MATERIAL FOR THE TASK
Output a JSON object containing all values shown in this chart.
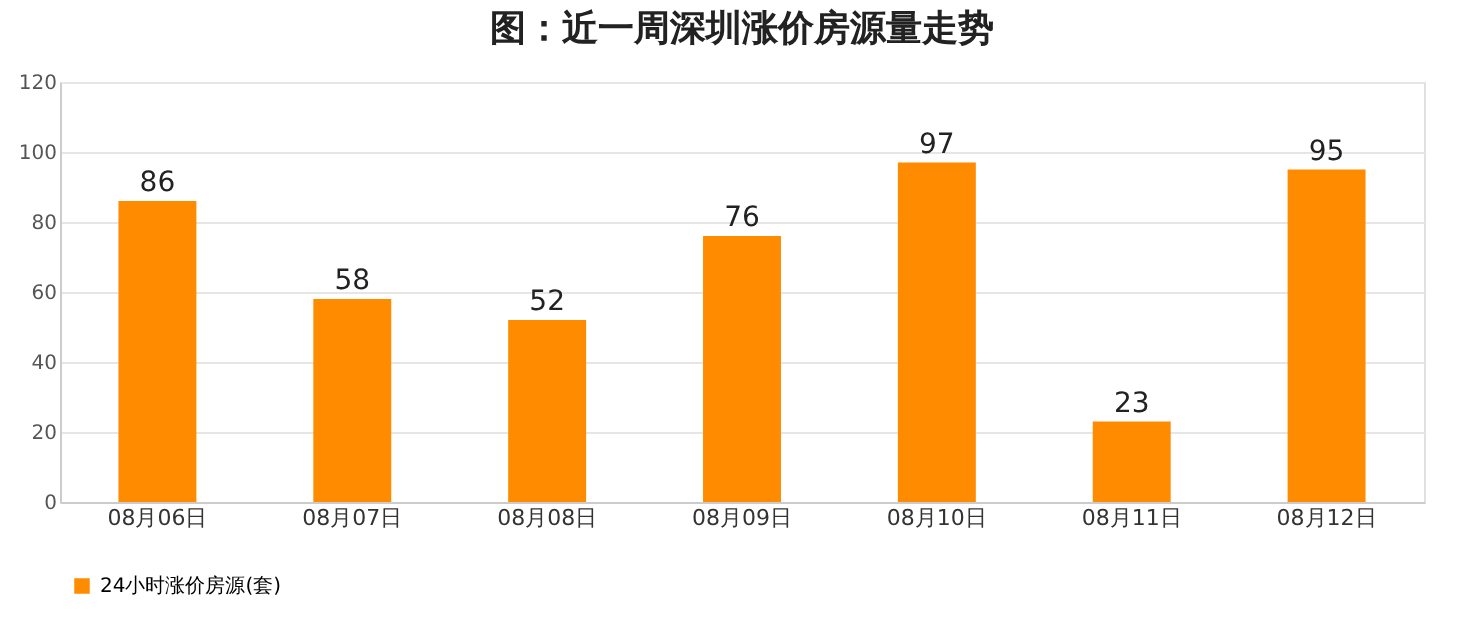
{
  "chart_data": {
    "type": "bar",
    "title": "图：近一周深圳涨价房源量走势",
    "categories": [
      "08月06日",
      "08月07日",
      "08月08日",
      "08月09日",
      "08月10日",
      "08月11日",
      "08月12日"
    ],
    "series": [
      {
        "name": "24小时涨价房源(套)",
        "color": "#ff8c00",
        "values": [
          86,
          58,
          52,
          76,
          97,
          23,
          95
        ]
      }
    ],
    "ylim": [
      0,
      120
    ],
    "yticks": [
      0,
      20,
      40,
      60,
      80,
      100,
      120
    ],
    "grid": "y",
    "legend": "bottom",
    "data_labels": true
  }
}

WHAT THE TASK ASKS
Except for the pictures, print the data above exactly.

SOLUTION BELOW
Output a JSON object containing all values shown in this chart.
{
  "chart_data": {
    "type": "bar",
    "title": "图：近一周深圳涨价房源量走势",
    "categories": [
      "08月06日",
      "08月07日",
      "08月08日",
      "08月09日",
      "08月10日",
      "08月11日",
      "08月12日"
    ],
    "series": [
      {
        "name": "24小时涨价房源(套)",
        "color": "#ff8c00",
        "values": [
          86,
          58,
          52,
          76,
          97,
          23,
          95
        ]
      }
    ],
    "ylim": [
      0,
      120
    ],
    "yticks": [
      0,
      20,
      40,
      60,
      80,
      100,
      120
    ],
    "grid": "y",
    "legend": "bottom",
    "data_labels": true
  }
}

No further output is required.